• **Task instructions**
Retype the listing that follows, exactly as written.

• **Stored records**
▼

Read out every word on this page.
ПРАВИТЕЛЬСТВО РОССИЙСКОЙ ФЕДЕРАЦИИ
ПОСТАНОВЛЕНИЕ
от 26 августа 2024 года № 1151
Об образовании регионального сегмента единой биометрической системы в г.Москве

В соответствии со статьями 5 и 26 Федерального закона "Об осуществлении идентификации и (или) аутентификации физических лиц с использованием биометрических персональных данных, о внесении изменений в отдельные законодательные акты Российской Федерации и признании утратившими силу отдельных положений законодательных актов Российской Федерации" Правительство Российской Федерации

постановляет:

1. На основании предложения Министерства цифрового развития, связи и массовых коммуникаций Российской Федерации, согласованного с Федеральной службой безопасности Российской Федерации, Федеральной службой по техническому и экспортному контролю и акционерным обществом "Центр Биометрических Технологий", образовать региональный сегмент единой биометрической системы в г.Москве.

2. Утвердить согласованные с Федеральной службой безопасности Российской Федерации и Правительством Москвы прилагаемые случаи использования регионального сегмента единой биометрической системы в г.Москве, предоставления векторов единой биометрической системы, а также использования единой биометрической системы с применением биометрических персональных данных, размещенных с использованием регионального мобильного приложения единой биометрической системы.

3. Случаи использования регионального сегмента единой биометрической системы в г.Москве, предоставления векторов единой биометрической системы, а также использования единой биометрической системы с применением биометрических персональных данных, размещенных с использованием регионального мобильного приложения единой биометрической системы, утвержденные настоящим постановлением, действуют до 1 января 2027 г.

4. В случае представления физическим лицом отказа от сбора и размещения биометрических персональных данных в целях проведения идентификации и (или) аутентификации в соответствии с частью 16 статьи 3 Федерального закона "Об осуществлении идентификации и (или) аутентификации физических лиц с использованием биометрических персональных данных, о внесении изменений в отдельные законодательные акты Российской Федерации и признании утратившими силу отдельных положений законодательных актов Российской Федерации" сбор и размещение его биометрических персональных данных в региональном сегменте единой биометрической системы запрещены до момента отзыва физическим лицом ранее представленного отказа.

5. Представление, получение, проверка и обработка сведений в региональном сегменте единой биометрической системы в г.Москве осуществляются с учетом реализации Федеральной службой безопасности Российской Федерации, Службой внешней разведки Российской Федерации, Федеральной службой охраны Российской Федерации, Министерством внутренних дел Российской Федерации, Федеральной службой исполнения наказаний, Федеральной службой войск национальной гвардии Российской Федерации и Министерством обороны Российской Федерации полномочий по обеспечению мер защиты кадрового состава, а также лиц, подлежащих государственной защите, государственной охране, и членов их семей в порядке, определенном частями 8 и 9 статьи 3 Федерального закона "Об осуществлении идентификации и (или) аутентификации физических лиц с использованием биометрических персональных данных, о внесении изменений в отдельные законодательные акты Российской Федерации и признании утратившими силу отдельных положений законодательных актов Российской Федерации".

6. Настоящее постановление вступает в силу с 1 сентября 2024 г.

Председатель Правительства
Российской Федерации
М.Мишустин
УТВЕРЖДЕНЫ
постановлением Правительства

▲

• **Task response**
Read out every word on this page.
ПРАВИТЕЛЬСТВО РОССИЙСКОЙ ФЕДЕРАЦИИ
ПОСТАНОВЛЕНИЕ
от 26 августа 2024 года № 1151
Об образовании регионального сегмента единой биометрической системы в г.Москве

В соответствии со статьями 5 и 26 Федерального закона "Об осуществлении идентификации и (или) аутентификации физических лиц с использованием биометрических персональных данных, о внесении изменений в отдельные законодательные акты Российской Федерации и признании утратившими силу отдельных положений законодательных актов Российской Федерации" Правительство Российской Федерации

постановляет:

1. На основании предложения Министерства цифрового развития, связи и массовых коммуникаций Российской Федерации, согласованного с Федеральной службой безопасности Российской Федерации, Федеральной службой по техническому и экспортному контролю и акционерным обществом "Центр Биометрических Технологий", образовать региональный сегмент единой биометрической системы в г.Москве.

2. Утвердить согласованные с Федеральной службой безопасности Российской Федерации и Правительством Москвы прилагаемые случаи использования регионального сегмента единой биометрической системы в г.Москве, предоставления векторов единой биометрической системы, а также использования единой биометрической системы с применением биометрических персональных данных, размещенных с использованием регионального мобильного приложения единой биометрической системы.

3. Случаи использования регионального сегмента единой биометрической системы в г.Москве, предоставления векторов единой биометрической системы, а также использования единой биометрической системы с применением биометрических персональных данных, размещенных с использованием регионального мобильного приложения единой биометрической системы, утвержденные настоящим постановлением, действуют до 1 января 2027 г.

4. В случае представления физическим лицом отказа от сбора и размещения биометрических персональных данных в целях проведения идентификации и (или) аутентификации в соответствии с частью 16 статьи 3 Федерального закона "Об осуществлении идентификации и (или) аутентификации физических лиц с использованием биометрических персональных данных, о внесении изменений в отдельные законодательные акты Российской Федерации и признании утратившими силу отдельных положений законодательных актов Российской Федерации" сбор и размещение его биометрических персональных данных в региональном сегменте единой биометрической системы запрещены до момента отзыва физическим лицом ранее представленного отказа.

5. Представление, получение, проверка и обработка сведений в региональном сегменте единой биометрической системы в г.Москве осуществляются с учетом реализации Федеральной службой безопасности Российской Федерации, Службой внешней разведки Российской Федерации, Федеральной службой охраны Российской Федерации, Министерством внутренних дел Российской Федерации, Федеральной службой исполнения наказаний, Федеральной службой войск национальной гвардии Российской Федерации и Министерством обороны Российской Федерации полномочий по обеспечению мер защиты кадрового состава, а также лиц, подлежащих государственной защите, государственной охране, и членов их семей в порядке, определенном частями 8 и 9 статьи 3 Федерального закона "Об осуществлении идентификации и (или) аутентификации физических лиц с использованием биометрических персональных данных, о внесении изменений в отдельные законодательные акты Российской Федерации и признании утратившими силу отдельных положений законодательных актов Российской Федерации".

6. Настоящее постановление вступает в силу с 1 сентября 2024 г.

Председатель Правительства
Российской Федерации
М.Мишустин
УТВЕРЖДЕНЫ
постановлением Правительства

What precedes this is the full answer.